Given exercise: Copy out, exactly as written, only the line containing "Extract all readable text from this page." and the lines after it through the end of the records.

** Begin Given data **

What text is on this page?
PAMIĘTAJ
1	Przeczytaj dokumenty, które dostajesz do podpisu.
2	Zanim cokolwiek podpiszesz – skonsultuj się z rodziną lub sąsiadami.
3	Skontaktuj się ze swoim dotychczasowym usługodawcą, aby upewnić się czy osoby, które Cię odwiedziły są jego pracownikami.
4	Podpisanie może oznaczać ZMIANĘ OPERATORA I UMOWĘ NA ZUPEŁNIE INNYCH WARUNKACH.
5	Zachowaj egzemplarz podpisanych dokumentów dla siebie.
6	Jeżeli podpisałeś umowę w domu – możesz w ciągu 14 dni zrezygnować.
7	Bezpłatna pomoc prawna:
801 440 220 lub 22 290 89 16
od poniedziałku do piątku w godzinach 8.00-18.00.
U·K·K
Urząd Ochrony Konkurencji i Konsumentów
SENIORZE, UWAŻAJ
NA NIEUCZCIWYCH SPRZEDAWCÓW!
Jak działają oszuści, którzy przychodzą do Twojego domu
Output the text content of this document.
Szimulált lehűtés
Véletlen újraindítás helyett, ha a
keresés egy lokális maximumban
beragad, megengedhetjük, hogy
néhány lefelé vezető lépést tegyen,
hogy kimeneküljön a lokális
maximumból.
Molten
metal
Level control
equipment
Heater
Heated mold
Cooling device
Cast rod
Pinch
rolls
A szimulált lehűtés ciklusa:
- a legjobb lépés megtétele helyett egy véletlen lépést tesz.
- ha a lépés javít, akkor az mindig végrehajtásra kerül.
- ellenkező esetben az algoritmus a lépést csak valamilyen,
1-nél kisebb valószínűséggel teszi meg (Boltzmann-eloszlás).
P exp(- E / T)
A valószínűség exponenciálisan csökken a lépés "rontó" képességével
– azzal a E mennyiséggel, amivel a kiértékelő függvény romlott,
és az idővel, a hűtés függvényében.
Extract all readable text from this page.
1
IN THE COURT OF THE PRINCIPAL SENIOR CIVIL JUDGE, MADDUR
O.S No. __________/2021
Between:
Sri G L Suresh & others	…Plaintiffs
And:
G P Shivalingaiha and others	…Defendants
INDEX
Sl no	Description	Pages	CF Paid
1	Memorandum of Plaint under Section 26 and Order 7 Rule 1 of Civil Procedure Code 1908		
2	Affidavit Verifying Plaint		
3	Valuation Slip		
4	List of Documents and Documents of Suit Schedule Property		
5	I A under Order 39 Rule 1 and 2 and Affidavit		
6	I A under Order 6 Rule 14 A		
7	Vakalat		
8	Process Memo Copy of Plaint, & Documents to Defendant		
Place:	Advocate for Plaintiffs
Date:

** End Given data **

Answer to the problem:
Extract all readable text from this page.
1
IN THE COURT OF THE PRINCIPAL SENIOR CIVIL JUDGE, MADDUR
O.S No. __________/2021
Between:
Sri G L Suresh & others	…Plaintiffs
And:
G P Shivalingaiha and others	…Defendants
INDEX
Sl no	Description	Pages	CF Paid
1	Memorandum of Plaint under Section 26 and Order 7 Rule 1 of Civil Procedure Code 1908		
2	Affidavit Verifying Plaint		
3	Valuation Slip		
4	List of Documents and Documents of Suit Schedule Property		
5	I A under Order 39 Rule 1 and 2 and Affidavit		
6	I A under Order 6 Rule 14 A		
7	Vakalat		
8	Process Memo Copy of Plaint, & Documents to Defendant		
Place:	Advocate for Plaintiffs
Date:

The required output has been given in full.